◆ What to do: Copy each line holding the string "Division".

(begin)

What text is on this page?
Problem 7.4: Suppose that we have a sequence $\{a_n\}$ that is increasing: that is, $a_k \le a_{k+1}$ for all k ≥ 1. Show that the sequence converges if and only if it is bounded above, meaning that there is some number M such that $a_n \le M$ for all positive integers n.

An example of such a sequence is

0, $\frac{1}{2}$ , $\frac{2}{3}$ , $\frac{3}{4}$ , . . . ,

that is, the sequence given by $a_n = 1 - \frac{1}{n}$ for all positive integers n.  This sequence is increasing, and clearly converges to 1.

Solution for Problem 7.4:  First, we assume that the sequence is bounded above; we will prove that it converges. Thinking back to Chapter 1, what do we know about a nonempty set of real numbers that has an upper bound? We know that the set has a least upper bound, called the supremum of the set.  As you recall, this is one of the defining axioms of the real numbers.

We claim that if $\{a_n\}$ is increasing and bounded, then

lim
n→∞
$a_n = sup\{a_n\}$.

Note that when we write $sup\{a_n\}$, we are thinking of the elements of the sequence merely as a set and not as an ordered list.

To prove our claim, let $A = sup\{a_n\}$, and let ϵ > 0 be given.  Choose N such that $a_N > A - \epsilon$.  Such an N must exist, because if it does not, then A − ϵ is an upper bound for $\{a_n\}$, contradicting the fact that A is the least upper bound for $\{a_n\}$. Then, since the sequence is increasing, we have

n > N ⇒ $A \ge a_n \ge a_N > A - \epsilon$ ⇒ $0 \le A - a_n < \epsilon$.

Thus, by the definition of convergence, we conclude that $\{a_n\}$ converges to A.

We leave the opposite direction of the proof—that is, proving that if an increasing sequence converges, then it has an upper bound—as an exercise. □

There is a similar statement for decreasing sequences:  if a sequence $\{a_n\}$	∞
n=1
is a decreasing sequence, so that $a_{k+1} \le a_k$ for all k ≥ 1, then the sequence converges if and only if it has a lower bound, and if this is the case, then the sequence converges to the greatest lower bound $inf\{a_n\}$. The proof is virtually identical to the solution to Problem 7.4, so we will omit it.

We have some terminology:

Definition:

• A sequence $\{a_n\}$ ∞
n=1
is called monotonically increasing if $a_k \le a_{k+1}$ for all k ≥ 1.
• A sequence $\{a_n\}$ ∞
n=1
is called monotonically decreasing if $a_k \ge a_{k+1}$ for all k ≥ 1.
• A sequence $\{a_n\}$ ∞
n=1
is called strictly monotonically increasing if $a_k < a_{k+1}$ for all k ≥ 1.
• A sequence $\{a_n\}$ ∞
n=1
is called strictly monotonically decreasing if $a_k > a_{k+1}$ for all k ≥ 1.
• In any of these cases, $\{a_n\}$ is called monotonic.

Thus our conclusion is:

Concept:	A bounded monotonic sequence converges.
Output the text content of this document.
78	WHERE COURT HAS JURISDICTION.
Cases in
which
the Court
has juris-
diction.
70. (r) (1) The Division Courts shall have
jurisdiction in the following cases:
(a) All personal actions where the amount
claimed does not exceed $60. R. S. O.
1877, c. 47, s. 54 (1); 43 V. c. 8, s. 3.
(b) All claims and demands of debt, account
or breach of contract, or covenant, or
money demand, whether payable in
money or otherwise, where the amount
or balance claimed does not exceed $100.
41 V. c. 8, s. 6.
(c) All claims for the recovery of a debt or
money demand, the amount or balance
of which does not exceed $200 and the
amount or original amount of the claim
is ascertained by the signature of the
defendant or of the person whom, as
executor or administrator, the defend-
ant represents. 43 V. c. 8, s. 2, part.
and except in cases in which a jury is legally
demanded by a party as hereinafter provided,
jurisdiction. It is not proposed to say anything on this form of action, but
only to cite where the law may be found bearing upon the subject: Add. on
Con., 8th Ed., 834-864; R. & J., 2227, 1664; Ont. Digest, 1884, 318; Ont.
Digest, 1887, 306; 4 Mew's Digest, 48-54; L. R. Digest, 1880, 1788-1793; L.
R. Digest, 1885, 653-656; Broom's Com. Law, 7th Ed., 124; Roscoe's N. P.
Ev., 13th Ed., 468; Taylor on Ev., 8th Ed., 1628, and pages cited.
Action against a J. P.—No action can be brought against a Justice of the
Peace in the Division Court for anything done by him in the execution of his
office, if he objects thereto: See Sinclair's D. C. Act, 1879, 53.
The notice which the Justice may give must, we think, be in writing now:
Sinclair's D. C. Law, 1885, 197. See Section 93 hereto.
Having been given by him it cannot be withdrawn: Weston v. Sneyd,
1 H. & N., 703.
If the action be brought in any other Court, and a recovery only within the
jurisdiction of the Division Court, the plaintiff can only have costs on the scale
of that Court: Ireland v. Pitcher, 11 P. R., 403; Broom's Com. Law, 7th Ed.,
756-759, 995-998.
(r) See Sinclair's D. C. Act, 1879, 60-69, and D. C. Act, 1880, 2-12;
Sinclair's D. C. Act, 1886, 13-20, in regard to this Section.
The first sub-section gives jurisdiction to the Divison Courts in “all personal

(end)

◆ The solution:
70. (r) (1) The Division Courts shall have
Peace in the Division Court for anything done by him in the execution of his
jurisdiction of the Division Court, the plaintiff can only have costs on the scale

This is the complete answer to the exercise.